#### [Task brief]
Only the lines starting at the one that contains "What text is on this page?" and running to the end should be repeated, exactly as written.

#### [Extracted information]
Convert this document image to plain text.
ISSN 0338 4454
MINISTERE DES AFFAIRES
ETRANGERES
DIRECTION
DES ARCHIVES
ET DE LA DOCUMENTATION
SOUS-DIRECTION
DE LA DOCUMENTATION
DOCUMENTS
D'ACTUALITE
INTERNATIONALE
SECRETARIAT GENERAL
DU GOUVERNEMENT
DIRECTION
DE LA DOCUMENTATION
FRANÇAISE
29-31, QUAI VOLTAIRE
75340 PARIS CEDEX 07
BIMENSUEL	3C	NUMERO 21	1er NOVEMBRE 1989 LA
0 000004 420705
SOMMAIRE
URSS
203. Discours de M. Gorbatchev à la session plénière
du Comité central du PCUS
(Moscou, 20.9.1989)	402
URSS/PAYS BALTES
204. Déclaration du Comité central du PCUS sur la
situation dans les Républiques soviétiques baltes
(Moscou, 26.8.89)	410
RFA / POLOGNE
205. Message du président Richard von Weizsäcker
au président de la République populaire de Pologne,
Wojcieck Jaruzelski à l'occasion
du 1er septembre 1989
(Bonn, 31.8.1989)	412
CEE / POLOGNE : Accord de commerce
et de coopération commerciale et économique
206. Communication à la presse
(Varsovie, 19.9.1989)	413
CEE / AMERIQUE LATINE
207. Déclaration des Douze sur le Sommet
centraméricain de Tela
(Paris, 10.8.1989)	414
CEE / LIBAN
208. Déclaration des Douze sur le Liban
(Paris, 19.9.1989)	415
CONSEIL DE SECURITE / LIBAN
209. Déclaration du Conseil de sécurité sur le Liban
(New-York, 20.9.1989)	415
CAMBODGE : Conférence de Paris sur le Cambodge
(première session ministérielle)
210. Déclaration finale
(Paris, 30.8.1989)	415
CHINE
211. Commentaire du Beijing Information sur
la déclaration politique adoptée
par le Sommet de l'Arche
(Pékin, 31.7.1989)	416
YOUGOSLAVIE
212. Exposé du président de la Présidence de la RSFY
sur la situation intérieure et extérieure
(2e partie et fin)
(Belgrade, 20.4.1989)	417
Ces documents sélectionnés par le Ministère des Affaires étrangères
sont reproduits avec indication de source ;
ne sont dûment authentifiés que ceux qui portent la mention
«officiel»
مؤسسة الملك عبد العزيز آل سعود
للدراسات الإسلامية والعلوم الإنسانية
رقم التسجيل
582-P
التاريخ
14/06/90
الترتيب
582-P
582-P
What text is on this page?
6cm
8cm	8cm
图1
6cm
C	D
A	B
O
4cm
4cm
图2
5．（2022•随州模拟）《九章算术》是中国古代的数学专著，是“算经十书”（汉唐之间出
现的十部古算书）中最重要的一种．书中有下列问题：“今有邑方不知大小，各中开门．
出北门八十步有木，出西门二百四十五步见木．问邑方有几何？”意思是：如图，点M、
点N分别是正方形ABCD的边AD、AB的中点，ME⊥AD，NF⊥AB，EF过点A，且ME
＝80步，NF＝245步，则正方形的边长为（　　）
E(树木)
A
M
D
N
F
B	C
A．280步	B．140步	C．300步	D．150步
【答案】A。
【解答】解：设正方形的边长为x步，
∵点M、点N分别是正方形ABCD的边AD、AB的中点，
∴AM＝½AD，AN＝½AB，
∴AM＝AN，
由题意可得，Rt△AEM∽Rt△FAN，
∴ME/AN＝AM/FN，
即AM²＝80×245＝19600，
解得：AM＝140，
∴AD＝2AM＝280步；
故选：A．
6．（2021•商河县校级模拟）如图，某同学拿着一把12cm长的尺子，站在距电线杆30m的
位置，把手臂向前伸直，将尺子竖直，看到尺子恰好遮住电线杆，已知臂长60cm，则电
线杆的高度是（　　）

#### [Solution]
What text is on this page?
6cm
8cm	8cm
图1
6cm
C	D
A	B
O
4cm
4cm
图2
5．（2022•随州模拟）《九章算术》是中国古代的数学专著，是“算经十书”（汉唐之间出
现的十部古算书）中最重要的一种．书中有下列问题：“今有邑方不知大小，各中开门．
出北门八十步有木，出西门二百四十五步见木．问邑方有几何？”意思是：如图，点M、
点N分别是正方形ABCD的边AD、AB的中点，ME⊥AD，NF⊥AB，EF过点A，且ME
＝80步，NF＝245步，则正方形的边长为（　　）
E(树木)
A
M
D
N
F
B	C
A．280步	B．140步	C．300步	D．150步
【答案】A。
【解答】解：设正方形的边长为x步，
∵点M、点N分别是正方形ABCD的边AD、AB的中点，
∴AM＝½AD，AN＝½AB，
∴AM＝AN，
由题意可得，Rt△AEM∽Rt△FAN，
∴ME/AN＝AM/FN，
即AM²＝80×245＝19600，
解得：AM＝140，
∴AD＝2AM＝280步；
故选：A．
6．（2021•商河县校级模拟）如图，某同学拿着一把12cm长的尺子，站在距电线杆30m的
位置，把手臂向前伸直，将尺子竖直，看到尺子恰好遮住电线杆，已知臂长60cm，则电
线杆的高度是（　　）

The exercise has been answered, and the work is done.